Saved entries
========================

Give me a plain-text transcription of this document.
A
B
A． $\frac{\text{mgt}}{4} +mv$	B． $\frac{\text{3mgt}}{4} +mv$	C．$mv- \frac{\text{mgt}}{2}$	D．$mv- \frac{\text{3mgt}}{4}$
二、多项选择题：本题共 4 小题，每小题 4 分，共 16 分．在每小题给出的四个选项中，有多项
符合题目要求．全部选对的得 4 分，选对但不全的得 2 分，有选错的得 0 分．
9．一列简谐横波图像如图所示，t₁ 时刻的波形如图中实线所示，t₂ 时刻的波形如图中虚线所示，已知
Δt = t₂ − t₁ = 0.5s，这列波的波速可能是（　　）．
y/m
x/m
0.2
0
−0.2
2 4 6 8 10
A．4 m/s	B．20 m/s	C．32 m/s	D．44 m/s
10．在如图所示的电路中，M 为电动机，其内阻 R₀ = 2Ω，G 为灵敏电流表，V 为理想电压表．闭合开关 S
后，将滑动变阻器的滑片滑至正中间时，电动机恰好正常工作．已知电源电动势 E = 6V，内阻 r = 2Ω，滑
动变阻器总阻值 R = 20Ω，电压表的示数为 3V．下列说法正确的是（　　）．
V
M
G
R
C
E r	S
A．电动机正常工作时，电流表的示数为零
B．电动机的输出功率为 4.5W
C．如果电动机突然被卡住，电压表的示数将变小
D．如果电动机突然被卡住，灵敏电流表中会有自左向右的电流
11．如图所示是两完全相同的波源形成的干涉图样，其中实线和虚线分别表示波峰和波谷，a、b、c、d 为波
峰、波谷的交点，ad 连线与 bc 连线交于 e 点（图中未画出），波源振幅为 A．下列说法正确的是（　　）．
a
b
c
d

========================

WRITTEN EXERCISE:
Copy every line of the material, please, keeping it exactly the same.

FINAL RESULT:
Give me a plain-text transcription of this document.
A
B
A． $\frac{\text{mgt}}{4} +mv$	B． $\frac{\text{3mgt}}{4} +mv$	C．$mv- \frac{\text{mgt}}{2}$	D．$mv- \frac{\text{3mgt}}{4}$
二、多项选择题：本题共 4 小题，每小题 4 分，共 16 分．在每小题给出的四个选项中，有多项
符合题目要求．全部选对的得 4 分，选对但不全的得 2 分，有选错的得 0 分．
9．一列简谐横波图像如图所示，t₁ 时刻的波形如图中实线所示，t₂ 时刻的波形如图中虚线所示，已知
Δt = t₂ − t₁ = 0.5s，这列波的波速可能是（　　）．
y/m
x/m
0.2
0
−0.2
2 4 6 8 10
A．4 m/s	B．20 m/s	C．32 m/s	D．44 m/s
10．在如图所示的电路中，M 为电动机，其内阻 R₀ = 2Ω，G 为灵敏电流表，V 为理想电压表．闭合开关 S
后，将滑动变阻器的滑片滑至正中间时，电动机恰好正常工作．已知电源电动势 E = 6V，内阻 r = 2Ω，滑
动变阻器总阻值 R = 20Ω，电压表的示数为 3V．下列说法正确的是（　　）．
V
M
G
R
C
E r	S
A．电动机正常工作时，电流表的示数为零
B．电动机的输出功率为 4.5W
C．如果电动机突然被卡住，电压表的示数将变小
D．如果电动机突然被卡住，灵敏电流表中会有自左向右的电流
11．如图所示是两完全相同的波源形成的干涉图样，其中实线和虚线分别表示波峰和波谷，a、b、c、d 为波
峰、波谷的交点，ad 连线与 bc 连线交于 e 点（图中未画出），波源振幅为 A．下列说法正确的是（　　）．
a
b
c
d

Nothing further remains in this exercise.